== LISTED ENTRIES ==
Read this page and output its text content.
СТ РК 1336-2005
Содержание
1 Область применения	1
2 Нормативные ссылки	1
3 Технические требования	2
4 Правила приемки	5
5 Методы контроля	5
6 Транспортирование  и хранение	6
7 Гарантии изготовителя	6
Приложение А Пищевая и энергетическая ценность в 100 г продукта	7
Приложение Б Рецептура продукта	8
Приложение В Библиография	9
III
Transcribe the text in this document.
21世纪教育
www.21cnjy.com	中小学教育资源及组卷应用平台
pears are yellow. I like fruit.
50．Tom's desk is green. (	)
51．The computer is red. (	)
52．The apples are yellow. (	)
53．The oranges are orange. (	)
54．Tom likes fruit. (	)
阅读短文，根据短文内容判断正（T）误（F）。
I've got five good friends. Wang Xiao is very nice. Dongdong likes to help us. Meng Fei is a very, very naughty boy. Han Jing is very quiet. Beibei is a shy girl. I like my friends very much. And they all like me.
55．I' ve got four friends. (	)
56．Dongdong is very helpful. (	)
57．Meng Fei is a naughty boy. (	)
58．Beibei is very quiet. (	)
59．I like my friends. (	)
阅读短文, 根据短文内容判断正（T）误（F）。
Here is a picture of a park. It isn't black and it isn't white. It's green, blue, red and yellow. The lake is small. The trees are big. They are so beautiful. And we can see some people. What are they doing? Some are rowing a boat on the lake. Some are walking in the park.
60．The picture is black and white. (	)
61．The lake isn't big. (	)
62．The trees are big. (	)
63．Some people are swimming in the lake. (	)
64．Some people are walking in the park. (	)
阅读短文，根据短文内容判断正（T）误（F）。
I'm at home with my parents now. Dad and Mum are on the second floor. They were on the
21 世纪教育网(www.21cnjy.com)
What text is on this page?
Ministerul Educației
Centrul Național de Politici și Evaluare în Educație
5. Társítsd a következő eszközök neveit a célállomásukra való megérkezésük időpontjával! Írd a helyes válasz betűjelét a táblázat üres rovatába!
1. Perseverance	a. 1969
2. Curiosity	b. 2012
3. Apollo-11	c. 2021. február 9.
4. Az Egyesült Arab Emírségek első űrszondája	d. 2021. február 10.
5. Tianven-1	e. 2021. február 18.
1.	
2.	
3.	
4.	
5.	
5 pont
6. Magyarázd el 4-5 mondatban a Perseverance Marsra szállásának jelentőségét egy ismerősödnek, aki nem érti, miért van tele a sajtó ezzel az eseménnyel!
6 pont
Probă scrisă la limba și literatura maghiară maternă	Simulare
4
===
Go through the material line by line. Show each line that contains the string "lake".

# FINAL RESULT
Here is a picture of a park. It isn't black and it isn't white. It's green, blue, red and yellow. The lake is small. The trees are big. They are so beautiful. And we can see some people. What are they doing? Some are rowing a boat on the lake. Some are walking in the park.
61．The lake isn't big. (	)
63．Some people are swimming in the lake. (	)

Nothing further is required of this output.